--- What this task involves ---
Write out the data below in full. Keep it exact.

Collected data:

□ □ □ □ □

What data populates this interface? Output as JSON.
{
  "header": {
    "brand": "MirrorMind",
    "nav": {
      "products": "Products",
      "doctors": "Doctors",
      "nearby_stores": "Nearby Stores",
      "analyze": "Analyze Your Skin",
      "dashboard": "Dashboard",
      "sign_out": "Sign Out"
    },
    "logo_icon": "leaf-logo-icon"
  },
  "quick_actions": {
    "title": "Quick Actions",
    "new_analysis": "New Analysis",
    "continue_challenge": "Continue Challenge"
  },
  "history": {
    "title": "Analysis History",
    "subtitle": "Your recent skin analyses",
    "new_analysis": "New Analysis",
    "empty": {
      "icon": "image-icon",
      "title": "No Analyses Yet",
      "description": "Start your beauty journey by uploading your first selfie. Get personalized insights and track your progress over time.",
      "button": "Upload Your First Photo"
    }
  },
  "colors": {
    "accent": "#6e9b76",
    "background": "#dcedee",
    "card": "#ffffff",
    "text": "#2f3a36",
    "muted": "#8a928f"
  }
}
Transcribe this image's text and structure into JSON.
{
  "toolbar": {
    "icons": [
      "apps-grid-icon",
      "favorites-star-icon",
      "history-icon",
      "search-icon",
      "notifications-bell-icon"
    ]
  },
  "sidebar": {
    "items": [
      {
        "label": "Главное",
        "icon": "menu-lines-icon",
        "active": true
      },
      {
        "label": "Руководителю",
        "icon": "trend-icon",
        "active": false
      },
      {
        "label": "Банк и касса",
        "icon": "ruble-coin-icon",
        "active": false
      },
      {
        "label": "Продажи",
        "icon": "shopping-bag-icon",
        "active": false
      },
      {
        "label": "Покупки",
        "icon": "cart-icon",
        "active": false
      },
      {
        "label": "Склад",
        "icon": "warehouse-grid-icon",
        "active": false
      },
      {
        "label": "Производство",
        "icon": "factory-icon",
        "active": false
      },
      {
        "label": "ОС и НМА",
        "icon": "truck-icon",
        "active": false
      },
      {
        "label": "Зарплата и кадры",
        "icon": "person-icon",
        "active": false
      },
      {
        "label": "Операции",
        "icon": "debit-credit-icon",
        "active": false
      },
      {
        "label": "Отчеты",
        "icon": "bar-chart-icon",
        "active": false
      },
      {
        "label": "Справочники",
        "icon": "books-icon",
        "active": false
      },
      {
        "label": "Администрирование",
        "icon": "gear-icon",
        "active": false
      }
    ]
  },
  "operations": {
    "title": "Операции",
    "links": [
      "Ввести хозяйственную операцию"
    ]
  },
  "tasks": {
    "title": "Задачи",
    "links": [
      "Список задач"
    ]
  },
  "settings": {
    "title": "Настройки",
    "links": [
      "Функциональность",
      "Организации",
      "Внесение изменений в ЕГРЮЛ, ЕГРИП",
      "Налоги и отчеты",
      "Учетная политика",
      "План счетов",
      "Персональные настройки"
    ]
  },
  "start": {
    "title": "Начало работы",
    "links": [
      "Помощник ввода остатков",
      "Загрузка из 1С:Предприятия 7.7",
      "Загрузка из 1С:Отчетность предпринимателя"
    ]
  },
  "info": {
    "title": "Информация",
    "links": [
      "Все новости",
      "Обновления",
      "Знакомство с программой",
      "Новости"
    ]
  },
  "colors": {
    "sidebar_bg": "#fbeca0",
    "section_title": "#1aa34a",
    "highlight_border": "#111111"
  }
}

□ □ □ □ □

--- Answer in full ---
What data populates this interface? Output as JSON.
{
  "header": {
    "brand": "MirrorMind",
    "nav": {
      "products": "Products",
      "doctors": "Doctors",
      "nearby_stores": "Nearby Stores",
      "analyze": "Analyze Your Skin",
      "dashboard": "Dashboard",
      "sign_out": "Sign Out"
    },
    "logo_icon": "leaf-logo-icon"
  },
  "quick_actions": {
    "title": "Quick Actions",
    "new_analysis": "New Analysis",
    "continue_challenge": "Continue Challenge"
  },
  "history": {
    "title": "Analysis History",
    "subtitle": "Your recent skin analyses",
    "new_analysis": "New Analysis",
    "empty": {
      "icon": "image-icon",
      "title": "No Analyses Yet",
      "description": "Start your beauty journey by uploading your first selfie. Get personalized insights and track your progress over time.",
      "button": "Upload Your First Photo"
    }
  },
  "colors": {
    "accent": "#6e9b76",
    "background": "#dcedee",
    "card": "#ffffff",
    "text": "#2f3a36",
    "muted": "#8a928f"
  }
}
Transcribe this image's text and structure into JSON.
{
  "toolbar": {
    "icons": [
      "apps-grid-icon",
      "favorites-star-icon",
      "history-icon",
      "search-icon",
      "notifications-bell-icon"
    ]
  },
  "sidebar": {
    "items": [
      {
        "label": "Главное",
        "icon": "menu-lines-icon",
        "active": true
      },
      {
        "label": "Руководителю",
        "icon": "trend-icon",
        "active": false
      },
      {
        "label": "Банк и касса",
        "icon": "ruble-coin-icon",
        "active": false
      },
      {
        "label": "Продажи",
        "icon": "shopping-bag-icon",
        "active": false
      },
      {
        "label": "Покупки",
        "icon": "cart-icon",
        "active": false
      },
      {
        "label": "Склад",
        "icon": "warehouse-grid-icon",
        "active": false
      },
      {
        "label": "Производство",
        "icon": "factory-icon",
        "active": false
      },
      {
        "label": "ОС и НМА",
        "icon": "truck-icon",
        "active": false
      },
      {
        "label": "Зарплата и кадры",
        "icon": "person-icon",
        "active": false
      },
      {
        "label": "Операции",
        "icon": "debit-credit-icon",
        "active": false
      },
      {
        "label": "Отчеты",
        "icon": "bar-chart-icon",
        "active": false
      },
      {
        "label": "Справочники",
        "icon": "books-icon",
        "active": false
      },
      {
        "label": "Администрирование",
        "icon": "gear-icon",
        "active": false
      }
    ]
  },
  "operations": {
    "title": "Операции",
    "links": [
      "Ввести хозяйственную операцию"
    ]
  },
  "tasks": {
    "title": "Задачи",
    "links": [
      "Список задач"
    ]
  },
  "settings": {
    "title": "Настройки",
    "links": [
      "Функциональность",
      "Организации",
      "Внесение изменений в ЕГРЮЛ, ЕГРИП",
      "Налоги и отчеты",
      "Учетная политика",
      "План счетов",
      "Персональные настройки"
    ]
  },
  "start": {
    "title": "Начало работы",
    "links": [
      "Помощник ввода остатков",
      "Загрузка из 1С:Предприятия 7.7",
      "Загрузка из 1С:Отчетность предпринимателя"
    ]
  },
  "info": {
    "title": "Информация",
    "links": [
      "Все новости",
      "Обновления",
      "Знакомство с программой",
      "Новости"
    ]
  },
  "colors": {
    "sidebar_bg": "#fbeca0",
    "section_title": "#1aa34a",
    "highlight_border": "#111111"
  }
}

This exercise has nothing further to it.